- _Work to complete_:
Type out the data exactly as given. Skip any image.

---------- Information provided

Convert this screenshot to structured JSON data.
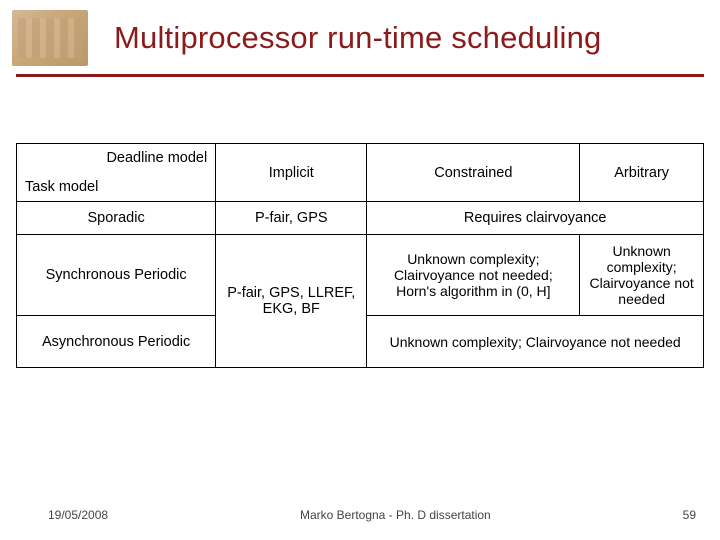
{
  "title": "Multiprocessor run-time scheduling",
  "header": {
    "deadline_label": "Deadline model",
    "task_label": "Task model",
    "cols": [
      "Implicit",
      "Constrained",
      "Arbitrary"
    ]
  },
  "rows": {
    "sporadic": {
      "label": "Sporadic",
      "implicit": "P-fair, GPS",
      "span": "Requires clairvoyance"
    },
    "sync": {
      "label": "Synchronous Periodic",
      "shared_implicit": "P-fair, GPS, LLREF, EKG, BF",
      "constrained": "Unknown complexity; Clairvoyance not needed; Horn's algorithm in (0, H]",
      "arbitrary": "Unknown complexity; Clairvoyance not needed"
    },
    "async": {
      "label": "Asynchronous Periodic",
      "span": "Unknown complexity; Clairvoyance not needed"
    }
  },
  "footer": {
    "date": "19/05/2008",
    "center": "Marko Bertogna - Ph. D dissertation",
    "page": "59"
  }
}
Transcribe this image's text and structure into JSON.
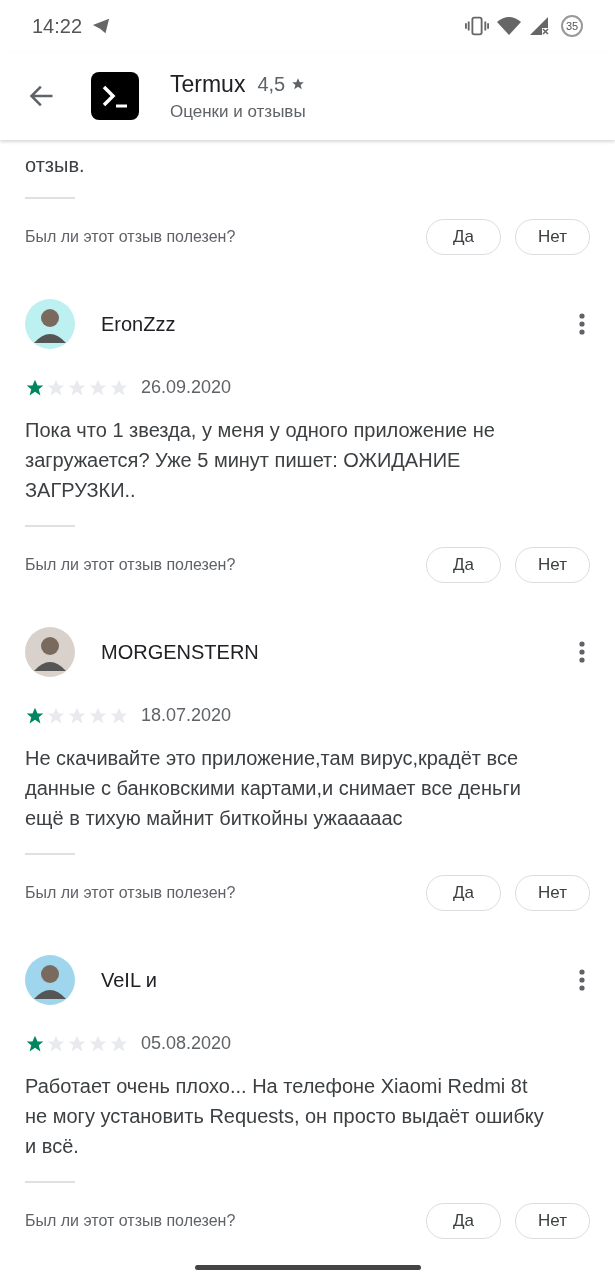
{
  "status_bar": {
    "time": "14:22",
    "battery": "35"
  },
  "header": {
    "app_name": "Termux",
    "rating": "4,5",
    "subtitle": "Оценки и отзывы"
  },
  "partial_review": {
    "text": "отзыв.",
    "helpful_question": "Был ли этот отзыв полезен?",
    "yes": "Да",
    "no": "Нет"
  },
  "reviews": [
    {
      "author": "EronZzz",
      "color": "#bdf0f0",
      "stars": 1,
      "date": "26.09.2020",
      "text": "Пока что 1 звезда, у меня у одного приложение не загружается? Уже 5 минут пишет: ОЖИДАНИЕ ЗАГРУЗКИ..",
      "helpful_question": "Был ли этот отзыв полезен?",
      "yes": "Да",
      "no": "Нет"
    },
    {
      "author": "MORGENSTERN",
      "color": "#d9d2cc",
      "stars": 1,
      "date": "18.07.2020",
      "text": "Не скачивайте это приложение,там вирус,крадёт все данные с банковскими картами,и снимает все деньги ещё в тихую майнит биткойны ужааааас",
      "helpful_question": "Был ли этот отзыв полезен?",
      "yes": "Да",
      "no": "Нет"
    },
    {
      "author": "VeIL и",
      "color": "#9fd6ee",
      "stars": 1,
      "date": "05.08.2020",
      "text": "Работает очень плохо... На телефоне Xiaomi Redmi 8t не могу установить Requests, он просто выдаёт ошибку и всё.",
      "helpful_question": "Был ли этот отзыв полезен?",
      "yes": "Да",
      "no": "Нет"
    }
  ]
}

--------------------

- _Written answer_:
Convert this screenshot to structured JSON data.
{
  "title": "Multiprocessor run-time scheduling",
  "header": {
    "deadline_label": "Deadline model",
    "task_label": "Task model",
    "cols": [
      "Implicit",
      "Constrained",
      "Arbitrary"
    ]
  },
  "rows": {
    "sporadic": {
      "label": "Sporadic",
      "implicit": "P-fair, GPS",
      "span": "Requires clairvoyance"
    },
    "sync": {
      "label": "Synchronous Periodic",
      "shared_implicit": "P-fair, GPS, LLREF, EKG, BF",
      "constrained": "Unknown complexity; Clairvoyance not needed; Horn's algorithm in (0, H]",
      "arbitrary": "Unknown complexity; Clairvoyance not needed"
    },
    "async": {
      "label": "Asynchronous Periodic",
      "span": "Unknown complexity; Clairvoyance not needed"
    }
  },
  "footer": {
    "date": "19/05/2008",
    "center": "Marko Bertogna - Ph. D dissertation",
    "page": "59"
  }
}
Transcribe this image's text and structure into JSON.
{
  "status_bar": {
    "time": "14:22",
    "battery": "35"
  },
  "header": {
    "app_name": "Termux",
    "rating": "4,5",
    "subtitle": "Оценки и отзывы"
  },
  "partial_review": {
    "text": "отзыв.",
    "helpful_question": "Был ли этот отзыв полезен?",
    "yes": "Да",
    "no": "Нет"
  },
  "reviews": [
    {
      "author": "EronZzz",
      "color": "#bdf0f0",
      "stars": 1,
      "date": "26.09.2020",
      "text": "Пока что 1 звезда, у меня у одного приложение не загружается? Уже 5 минут пишет: ОЖИДАНИЕ ЗАГРУЗКИ..",
      "helpful_question": "Был ли этот отзыв полезен?",
      "yes": "Да",
      "no": "Нет"
    },
    {
      "author": "MORGENSTERN",
      "color": "#d9d2cc",
      "stars": 1,
      "date": "18.07.2020",
      "text": "Не скачивайте это приложение,там вирус,крадёт все данные с банковскими картами,и снимает все деньги ещё в тихую майнит биткойны ужааааас",
      "helpful_question": "Был ли этот отзыв полезен?",
      "yes": "Да",
      "no": "Нет"
    },
    {
      "author": "VeIL и",
      "color": "#9fd6ee",
      "stars": 1,
      "date": "05.08.2020",
      "text": "Работает очень плохо... На телефоне Xiaomi Redmi 8t не могу установить Requests, он просто выдаёт ошибку и всё.",
      "helpful_question": "Был ли этот отзыв полезен?",
      "yes": "Да",
      "no": "Нет"
    }
  ]
}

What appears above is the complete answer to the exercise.